┌─ Stored data
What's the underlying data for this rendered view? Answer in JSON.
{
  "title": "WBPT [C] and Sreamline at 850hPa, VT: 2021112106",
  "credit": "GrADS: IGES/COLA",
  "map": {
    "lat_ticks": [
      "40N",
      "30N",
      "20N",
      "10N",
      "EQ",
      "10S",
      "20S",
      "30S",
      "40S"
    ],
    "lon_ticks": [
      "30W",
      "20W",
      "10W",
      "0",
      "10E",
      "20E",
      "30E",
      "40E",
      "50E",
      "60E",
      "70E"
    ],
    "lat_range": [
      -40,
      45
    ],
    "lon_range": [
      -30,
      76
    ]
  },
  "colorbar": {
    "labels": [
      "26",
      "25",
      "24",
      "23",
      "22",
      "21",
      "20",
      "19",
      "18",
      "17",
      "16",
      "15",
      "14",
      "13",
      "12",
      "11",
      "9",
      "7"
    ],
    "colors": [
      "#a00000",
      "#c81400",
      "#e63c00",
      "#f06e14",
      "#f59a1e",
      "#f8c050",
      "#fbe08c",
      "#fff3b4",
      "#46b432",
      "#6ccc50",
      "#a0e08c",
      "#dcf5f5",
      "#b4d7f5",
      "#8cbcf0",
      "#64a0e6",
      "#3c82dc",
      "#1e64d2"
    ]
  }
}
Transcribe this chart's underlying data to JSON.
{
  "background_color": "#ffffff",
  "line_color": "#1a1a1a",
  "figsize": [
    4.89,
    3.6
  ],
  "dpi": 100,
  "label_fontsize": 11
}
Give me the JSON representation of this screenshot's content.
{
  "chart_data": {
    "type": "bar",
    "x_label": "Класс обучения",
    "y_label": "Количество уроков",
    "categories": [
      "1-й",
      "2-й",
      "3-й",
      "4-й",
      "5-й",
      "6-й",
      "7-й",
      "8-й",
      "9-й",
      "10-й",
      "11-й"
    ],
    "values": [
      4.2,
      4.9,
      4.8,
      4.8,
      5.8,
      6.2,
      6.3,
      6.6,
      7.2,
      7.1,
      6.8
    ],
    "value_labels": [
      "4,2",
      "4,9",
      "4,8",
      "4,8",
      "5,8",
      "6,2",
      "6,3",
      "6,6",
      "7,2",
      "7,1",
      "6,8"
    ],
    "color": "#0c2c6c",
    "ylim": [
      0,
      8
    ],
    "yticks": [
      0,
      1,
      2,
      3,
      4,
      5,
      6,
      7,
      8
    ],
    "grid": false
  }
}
└─
▸ **Stated exercise**
Write the whole listing out again. Keep every line exactly as it is.

▸ **Exercise response**
What's the underlying data for this rendered view? Answer in JSON.
{
  "title": "WBPT [C] and Sreamline at 850hPa, VT: 2021112106",
  "credit": "GrADS: IGES/COLA",
  "map": {
    "lat_ticks": [
      "40N",
      "30N",
      "20N",
      "10N",
      "EQ",
      "10S",
      "20S",
      "30S",
      "40S"
    ],
    "lon_ticks": [
      "30W",
      "20W",
      "10W",
      "0",
      "10E",
      "20E",
      "30E",
      "40E",
      "50E",
      "60E",
      "70E"
    ],
    "lat_range": [
      -40,
      45
    ],
    "lon_range": [
      -30,
      76
    ]
  },
  "colorbar": {
    "labels": [
      "26",
      "25",
      "24",
      "23",
      "22",
      "21",
      "20",
      "19",
      "18",
      "17",
      "16",
      "15",
      "14",
      "13",
      "12",
      "11",
      "9",
      "7"
    ],
    "colors": [
      "#a00000",
      "#c81400",
      "#e63c00",
      "#f06e14",
      "#f59a1e",
      "#f8c050",
      "#fbe08c",
      "#fff3b4",
      "#46b432",
      "#6ccc50",
      "#a0e08c",
      "#dcf5f5",
      "#b4d7f5",
      "#8cbcf0",
      "#64a0e6",
      "#3c82dc",
      "#1e64d2"
    ]
  }
}
Transcribe this chart's underlying data to JSON.
{
  "background_color": "#ffffff",
  "line_color": "#1a1a1a",
  "figsize": [
    4.89,
    3.6
  ],
  "dpi": 100,
  "label_fontsize": 11
}
Give me the JSON representation of this screenshot's content.
{
  "chart_data": {
    "type": "bar",
    "x_label": "Класс обучения",
    "y_label": "Количество уроков",
    "categories": [
      "1-й",
      "2-й",
      "3-й",
      "4-й",
      "5-й",
      "6-й",
      "7-й",
      "8-й",
      "9-й",
      "10-й",
      "11-й"
    ],
    "values": [
      4.2,
      4.9,
      4.8,
      4.8,
      5.8,
      6.2,
      6.3,
      6.6,
      7.2,
      7.1,
      6.8
    ],
    "value_labels": [
      "4,2",
      "4,9",
      "4,8",
      "4,8",
      "5,8",
      "6,2",
      "6,3",
      "6,6",
      "7,2",
      "7,1",
      "6,8"
    ],
    "color": "#0c2c6c",
    "ylim": [
      0,
      8
    ],
    "yticks": [
      0,
      1,
      2,
      3,
      4,
      5,
      6,
      7,
      8
    ],
    "grid": false
  }
}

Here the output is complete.